* Given data:
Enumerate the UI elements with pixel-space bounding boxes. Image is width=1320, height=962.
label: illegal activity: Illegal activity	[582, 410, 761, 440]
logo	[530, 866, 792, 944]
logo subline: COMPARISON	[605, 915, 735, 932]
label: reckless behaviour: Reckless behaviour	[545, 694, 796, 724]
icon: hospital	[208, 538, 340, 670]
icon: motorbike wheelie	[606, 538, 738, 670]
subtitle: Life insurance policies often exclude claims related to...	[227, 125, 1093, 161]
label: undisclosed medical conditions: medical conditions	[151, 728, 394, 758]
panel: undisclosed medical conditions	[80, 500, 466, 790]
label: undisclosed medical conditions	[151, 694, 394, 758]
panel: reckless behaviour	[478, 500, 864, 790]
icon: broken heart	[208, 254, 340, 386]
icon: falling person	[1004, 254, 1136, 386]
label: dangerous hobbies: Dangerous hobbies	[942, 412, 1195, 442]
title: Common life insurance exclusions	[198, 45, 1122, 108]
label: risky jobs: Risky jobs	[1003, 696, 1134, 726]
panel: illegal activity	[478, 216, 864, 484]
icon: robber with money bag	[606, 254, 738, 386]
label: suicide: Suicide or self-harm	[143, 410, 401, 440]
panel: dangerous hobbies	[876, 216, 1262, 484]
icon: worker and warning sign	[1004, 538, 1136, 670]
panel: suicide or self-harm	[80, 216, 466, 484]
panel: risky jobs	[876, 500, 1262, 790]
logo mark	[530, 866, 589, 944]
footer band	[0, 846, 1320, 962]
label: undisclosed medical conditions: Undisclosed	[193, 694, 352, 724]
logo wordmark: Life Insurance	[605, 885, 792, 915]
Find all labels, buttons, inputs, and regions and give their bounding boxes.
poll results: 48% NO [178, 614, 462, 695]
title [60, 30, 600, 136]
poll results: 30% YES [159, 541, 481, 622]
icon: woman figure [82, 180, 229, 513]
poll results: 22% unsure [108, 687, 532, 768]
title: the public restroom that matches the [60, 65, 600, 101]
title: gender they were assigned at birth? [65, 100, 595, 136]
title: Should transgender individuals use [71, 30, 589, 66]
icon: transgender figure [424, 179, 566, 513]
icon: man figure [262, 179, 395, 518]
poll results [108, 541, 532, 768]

* Work required: Reproduce without alteration every line from the beginning of the records through the line containing "915, 735, 932]", inclusive.

* Answer in full:
Enumerate the UI elements with pixel-space bounding boxes. Image is width=1320, height=962.
label: illegal activity: Illegal activity	[582, 410, 761, 440]
logo	[530, 866, 792, 944]
logo subline: COMPARISON	[605, 915, 735, 932]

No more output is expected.